▶ **INSTRUCTION**: The data below is to be returned in full and exactly.

## Start DATA FOR THE TASK

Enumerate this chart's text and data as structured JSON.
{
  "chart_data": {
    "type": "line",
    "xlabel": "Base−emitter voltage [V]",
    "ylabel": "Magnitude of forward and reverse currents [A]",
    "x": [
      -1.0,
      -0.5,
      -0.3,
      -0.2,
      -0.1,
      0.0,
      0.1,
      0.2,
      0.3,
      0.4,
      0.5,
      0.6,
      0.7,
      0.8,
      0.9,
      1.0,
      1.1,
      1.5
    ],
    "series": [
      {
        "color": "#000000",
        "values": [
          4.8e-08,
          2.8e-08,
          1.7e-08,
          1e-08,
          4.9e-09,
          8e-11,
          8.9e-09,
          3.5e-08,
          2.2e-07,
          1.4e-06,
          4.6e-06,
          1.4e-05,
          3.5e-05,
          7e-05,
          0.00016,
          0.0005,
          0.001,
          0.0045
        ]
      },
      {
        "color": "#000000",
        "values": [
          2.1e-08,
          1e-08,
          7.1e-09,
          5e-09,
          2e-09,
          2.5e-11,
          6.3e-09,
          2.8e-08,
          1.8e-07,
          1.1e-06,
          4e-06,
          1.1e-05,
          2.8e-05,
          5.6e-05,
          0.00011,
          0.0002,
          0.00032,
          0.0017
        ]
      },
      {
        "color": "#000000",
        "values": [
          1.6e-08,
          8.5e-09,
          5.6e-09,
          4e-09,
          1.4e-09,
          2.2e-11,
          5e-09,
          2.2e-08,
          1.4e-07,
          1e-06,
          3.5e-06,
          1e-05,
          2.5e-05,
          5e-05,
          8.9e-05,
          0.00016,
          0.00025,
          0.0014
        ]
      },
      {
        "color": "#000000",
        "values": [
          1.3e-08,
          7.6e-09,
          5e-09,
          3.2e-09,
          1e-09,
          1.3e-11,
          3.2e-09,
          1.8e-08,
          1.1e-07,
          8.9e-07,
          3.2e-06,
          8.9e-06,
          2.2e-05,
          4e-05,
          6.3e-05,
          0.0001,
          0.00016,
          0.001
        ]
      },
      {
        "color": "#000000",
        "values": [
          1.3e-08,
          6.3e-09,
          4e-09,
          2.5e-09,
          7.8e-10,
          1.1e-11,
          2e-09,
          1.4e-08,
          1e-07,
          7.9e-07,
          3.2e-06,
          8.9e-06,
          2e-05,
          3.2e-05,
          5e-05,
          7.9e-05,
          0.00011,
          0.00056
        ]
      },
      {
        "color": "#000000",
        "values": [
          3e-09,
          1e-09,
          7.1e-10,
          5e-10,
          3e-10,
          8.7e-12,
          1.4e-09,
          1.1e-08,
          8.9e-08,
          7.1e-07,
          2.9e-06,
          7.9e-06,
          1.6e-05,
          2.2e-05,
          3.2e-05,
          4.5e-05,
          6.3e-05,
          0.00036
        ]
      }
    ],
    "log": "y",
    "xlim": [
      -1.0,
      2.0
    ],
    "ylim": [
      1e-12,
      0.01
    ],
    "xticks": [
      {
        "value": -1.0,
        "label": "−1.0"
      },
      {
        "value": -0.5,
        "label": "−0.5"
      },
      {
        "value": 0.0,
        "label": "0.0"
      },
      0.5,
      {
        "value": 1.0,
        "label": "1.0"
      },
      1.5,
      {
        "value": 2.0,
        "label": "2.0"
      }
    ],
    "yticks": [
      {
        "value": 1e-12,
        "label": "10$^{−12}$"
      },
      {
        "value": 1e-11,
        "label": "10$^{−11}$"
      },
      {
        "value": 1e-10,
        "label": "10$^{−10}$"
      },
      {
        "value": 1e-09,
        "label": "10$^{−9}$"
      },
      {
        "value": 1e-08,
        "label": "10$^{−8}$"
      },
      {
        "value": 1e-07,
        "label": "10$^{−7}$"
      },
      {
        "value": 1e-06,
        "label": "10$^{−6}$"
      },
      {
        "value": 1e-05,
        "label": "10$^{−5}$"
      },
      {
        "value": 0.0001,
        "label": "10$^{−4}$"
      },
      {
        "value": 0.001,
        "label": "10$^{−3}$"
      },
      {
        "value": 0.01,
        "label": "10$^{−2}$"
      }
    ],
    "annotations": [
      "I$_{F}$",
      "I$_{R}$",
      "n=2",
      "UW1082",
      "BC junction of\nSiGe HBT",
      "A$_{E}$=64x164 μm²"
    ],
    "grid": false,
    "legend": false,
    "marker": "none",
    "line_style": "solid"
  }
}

## End DATA FOR THE TASK

▶ **THE ANSWER**:
Enumerate this chart's text and data as structured JSON.
{
  "chart_data": {
    "type": "line",
    "xlabel": "Base−emitter voltage [V]",
    "ylabel": "Magnitude of forward and reverse currents [A]",
    "x": [
      -1.0,
      -0.5,
      -0.3,
      -0.2,
      -0.1,
      0.0,
      0.1,
      0.2,
      0.3,
      0.4,
      0.5,
      0.6,
      0.7,
      0.8,
      0.9,
      1.0,
      1.1,
      1.5
    ],
    "series": [
      {
        "color": "#000000",
        "values": [
          4.8e-08,
          2.8e-08,
          1.7e-08,
          1e-08,
          4.9e-09,
          8e-11,
          8.9e-09,
          3.5e-08,
          2.2e-07,
          1.4e-06,
          4.6e-06,
          1.4e-05,
          3.5e-05,
          7e-05,
          0.00016,
          0.0005,
          0.001,
          0.0045
        ]
      },
      {
        "color": "#000000",
        "values": [
          2.1e-08,
          1e-08,
          7.1e-09,
          5e-09,
          2e-09,
          2.5e-11,
          6.3e-09,
          2.8e-08,
          1.8e-07,
          1.1e-06,
          4e-06,
          1.1e-05,
          2.8e-05,
          5.6e-05,
          0.00011,
          0.0002,
          0.00032,
          0.0017
        ]
      },
      {
        "color": "#000000",
        "values": [
          1.6e-08,
          8.5e-09,
          5.6e-09,
          4e-09,
          1.4e-09,
          2.2e-11,
          5e-09,
          2.2e-08,
          1.4e-07,
          1e-06,
          3.5e-06,
          1e-05,
          2.5e-05,
          5e-05,
          8.9e-05,
          0.00016,
          0.00025,
          0.0014
        ]
      },
      {
        "color": "#000000",
        "values": [
          1.3e-08,
          7.6e-09,
          5e-09,
          3.2e-09,
          1e-09,
          1.3e-11,
          3.2e-09,
          1.8e-08,
          1.1e-07,
          8.9e-07,
          3.2e-06,
          8.9e-06,
          2.2e-05,
          4e-05,
          6.3e-05,
          0.0001,
          0.00016,
          0.001
        ]
      },
      {
        "color": "#000000",
        "values": [
          1.3e-08,
          6.3e-09,
          4e-09,
          2.5e-09,
          7.8e-10,
          1.1e-11,
          2e-09,
          1.4e-08,
          1e-07,
          7.9e-07,
          3.2e-06,
          8.9e-06,
          2e-05,
          3.2e-05,
          5e-05,
          7.9e-05,
          0.00011,
          0.00056
        ]
      },
      {
        "color": "#000000",
        "values": [
          3e-09,
          1e-09,
          7.1e-10,
          5e-10,
          3e-10,
          8.7e-12,
          1.4e-09,
          1.1e-08,
          8.9e-08,
          7.1e-07,
          2.9e-06,
          7.9e-06,
          1.6e-05,
          2.2e-05,
          3.2e-05,
          4.5e-05,
          6.3e-05,
          0.00036
        ]
      }
    ],
    "log": "y",
    "xlim": [
      -1.0,
      2.0
    ],
    "ylim": [
      1e-12,
      0.01
    ],
    "xticks": [
      {
        "value": -1.0,
        "label": "−1.0"
      },
      {
        "value": -0.5,
        "label": "−0.5"
      },
      {
        "value": 0.0,
        "label": "0.0"
      },
      0.5,
      {
        "value": 1.0,
        "label": "1.0"
      },
      1.5,
      {
        "value": 2.0,
        "label": "2.0"
      }
    ],
    "yticks": [
      {
        "value": 1e-12,
        "label": "10$^{−12}$"
      },
      {
        "value": 1e-11,
        "label": "10$^{−11}$"
      },
      {
        "value": 1e-10,
        "label": "10$^{−10}$"
      },
      {
        "value": 1e-09,
        "label": "10$^{−9}$"
      },
      {
        "value": 1e-08,
        "label": "10$^{−8}$"
      },
      {
        "value": 1e-07,
        "label": "10$^{−7}$"
      },
      {
        "value": 1e-06,
        "label": "10$^{−6}$"
      },
      {
        "value": 1e-05,
        "label": "10$^{−5}$"
      },
      {
        "value": 0.0001,
        "label": "10$^{−4}$"
      },
      {
        "value": 0.001,
        "label": "10$^{−3}$"
      },
      {
        "value": 0.01,
        "label": "10$^{−2}$"
      }
    ],
    "annotations": [
      "I$_{F}$",
      "I$_{R}$",
      "n=2",
      "UW1082",
      "BC junction of\nSiGe HBT",
      "A$_{E}$=64x164 μm²"
    ],
    "grid": false,
    "legend": false,
    "marker": "none",
    "line_style": "solid"
  }
}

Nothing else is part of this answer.